BEGIN Extracted material

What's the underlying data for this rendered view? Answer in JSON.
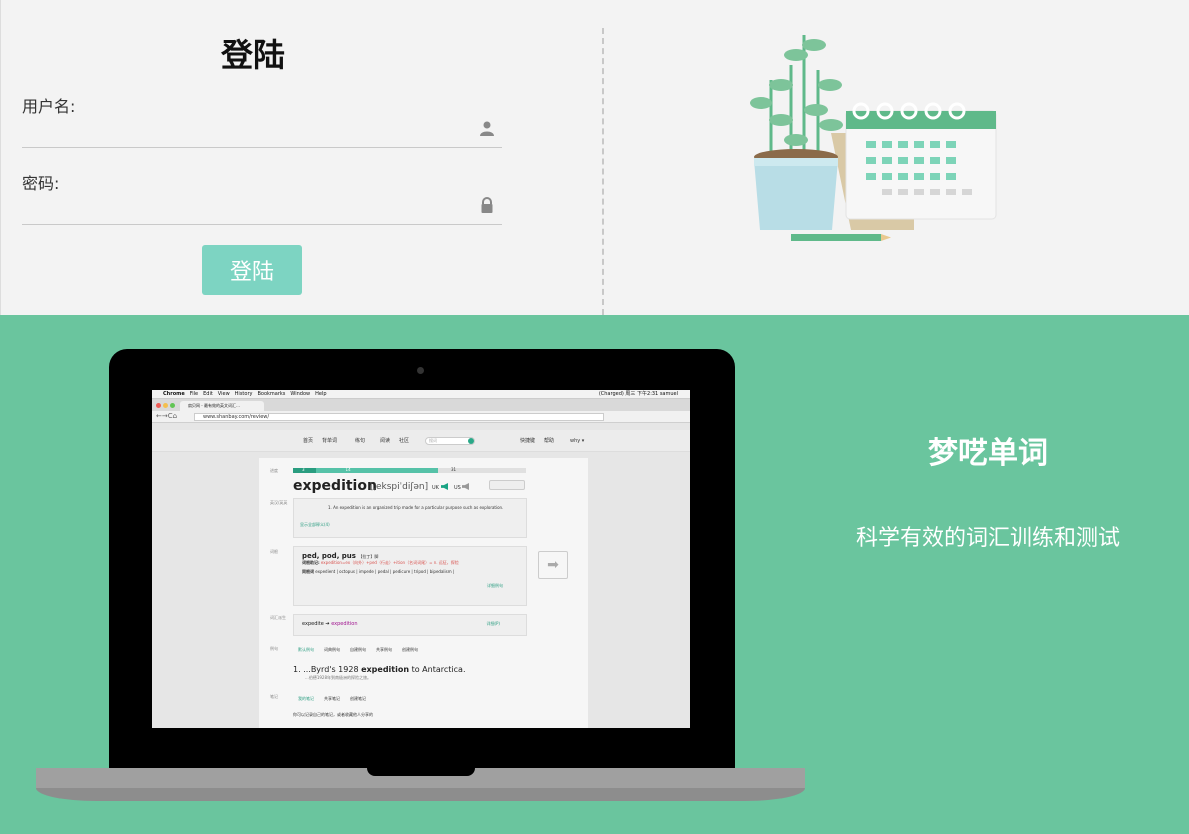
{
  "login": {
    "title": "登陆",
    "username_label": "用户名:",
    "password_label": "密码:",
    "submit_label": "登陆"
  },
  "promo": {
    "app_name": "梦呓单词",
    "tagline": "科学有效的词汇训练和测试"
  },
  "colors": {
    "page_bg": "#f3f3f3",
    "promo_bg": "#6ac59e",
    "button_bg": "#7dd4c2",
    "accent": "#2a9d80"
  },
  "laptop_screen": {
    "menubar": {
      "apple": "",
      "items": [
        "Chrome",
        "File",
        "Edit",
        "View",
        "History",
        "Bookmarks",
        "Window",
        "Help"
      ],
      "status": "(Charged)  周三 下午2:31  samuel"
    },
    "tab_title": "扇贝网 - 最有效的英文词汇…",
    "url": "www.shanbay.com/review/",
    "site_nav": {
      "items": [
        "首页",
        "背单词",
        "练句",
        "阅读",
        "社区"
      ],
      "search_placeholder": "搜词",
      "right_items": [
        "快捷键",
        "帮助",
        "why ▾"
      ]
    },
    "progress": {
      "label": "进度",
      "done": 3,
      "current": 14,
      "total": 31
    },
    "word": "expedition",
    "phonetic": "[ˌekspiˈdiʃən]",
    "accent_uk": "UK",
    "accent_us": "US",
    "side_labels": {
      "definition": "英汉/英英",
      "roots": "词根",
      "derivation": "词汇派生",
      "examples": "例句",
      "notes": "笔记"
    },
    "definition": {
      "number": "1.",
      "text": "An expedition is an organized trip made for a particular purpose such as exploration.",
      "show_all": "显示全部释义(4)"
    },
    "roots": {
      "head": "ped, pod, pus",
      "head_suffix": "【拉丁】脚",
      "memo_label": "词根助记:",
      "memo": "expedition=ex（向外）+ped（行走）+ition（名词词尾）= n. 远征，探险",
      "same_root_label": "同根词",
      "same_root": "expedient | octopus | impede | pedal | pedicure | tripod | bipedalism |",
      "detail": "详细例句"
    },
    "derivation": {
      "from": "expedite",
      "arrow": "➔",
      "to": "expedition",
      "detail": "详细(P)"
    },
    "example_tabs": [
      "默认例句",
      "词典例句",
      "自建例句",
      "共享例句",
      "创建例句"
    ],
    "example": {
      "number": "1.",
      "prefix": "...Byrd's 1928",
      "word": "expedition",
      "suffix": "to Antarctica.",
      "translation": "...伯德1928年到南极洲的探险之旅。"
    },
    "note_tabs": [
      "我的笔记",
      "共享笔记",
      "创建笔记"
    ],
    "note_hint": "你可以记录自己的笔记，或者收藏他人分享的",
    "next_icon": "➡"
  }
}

END Extracted material

**Task requirements**
Set every line down exactly as written, leaving each picture out.

**Right answer**
What's the underlying data for this rendered view? Answer in JSON.
{
  "login": {
    "title": "登陆",
    "username_label": "用户名:",
    "password_label": "密码:",
    "submit_label": "登陆"
  },
  "promo": {
    "app_name": "梦呓单词",
    "tagline": "科学有效的词汇训练和测试"
  },
  "colors": {
    "page_bg": "#f3f3f3",
    "promo_bg": "#6ac59e",
    "button_bg": "#7dd4c2",
    "accent": "#2a9d80"
  },
  "laptop_screen": {
    "menubar": {
      "apple": "",
      "items": [
        "Chrome",
        "File",
        "Edit",
        "View",
        "History",
        "Bookmarks",
        "Window",
        "Help"
      ],
      "status": "(Charged)  周三 下午2:31  samuel"
    },
    "tab_title": "扇贝网 - 最有效的英文词汇…",
    "url": "www.shanbay.com/review/",
    "site_nav": {
      "items": [
        "首页",
        "背单词",
        "练句",
        "阅读",
        "社区"
      ],
      "search_placeholder": "搜词",
      "right_items": [
        "快捷键",
        "帮助",
        "why ▾"
      ]
    },
    "progress": {
      "label": "进度",
      "done": 3,
      "current": 14,
      "total": 31
    },
    "word": "expedition",
    "phonetic": "[ˌekspiˈdiʃən]",
    "accent_uk": "UK",
    "accent_us": "US",
    "side_labels": {
      "definition": "英汉/英英",
      "roots": "词根",
      "derivation": "词汇派生",
      "examples": "例句",
      "notes": "笔记"
    },
    "definition": {
      "number": "1.",
      "text": "An expedition is an organized trip made for a particular purpose such as exploration.",
      "show_all": "显示全部释义(4)"
    },
    "roots": {
      "head": "ped, pod, pus",
      "head_suffix": "【拉丁】脚",
      "memo_label": "词根助记:",
      "memo": "expedition=ex（向外）+ped（行走）+ition（名词词尾）= n. 远征，探险",
      "same_root_label": "同根词",
      "same_root": "expedient | octopus | impede | pedal | pedicure | tripod | bipedalism |",
      "detail": "详细例句"
    },
    "derivation": {
      "from": "expedite",
      "arrow": "➔",
      "to": "expedition",
      "detail": "详细(P)"
    },
    "example_tabs": [
      "默认例句",
      "词典例句",
      "自建例句",
      "共享例句",
      "创建例句"
    ],
    "example": {
      "number": "1.",
      "prefix": "...Byrd's 1928",
      "word": "expedition",
      "suffix": "to Antarctica.",
      "translation": "...伯德1928年到南极洲的探险之旅。"
    },
    "note_tabs": [
      "我的笔记",
      "共享笔记",
      "创建笔记"
    ],
    "note_hint": "你可以记录自己的笔记，或者收藏他人分享的",
    "next_icon": "➡"
  }
}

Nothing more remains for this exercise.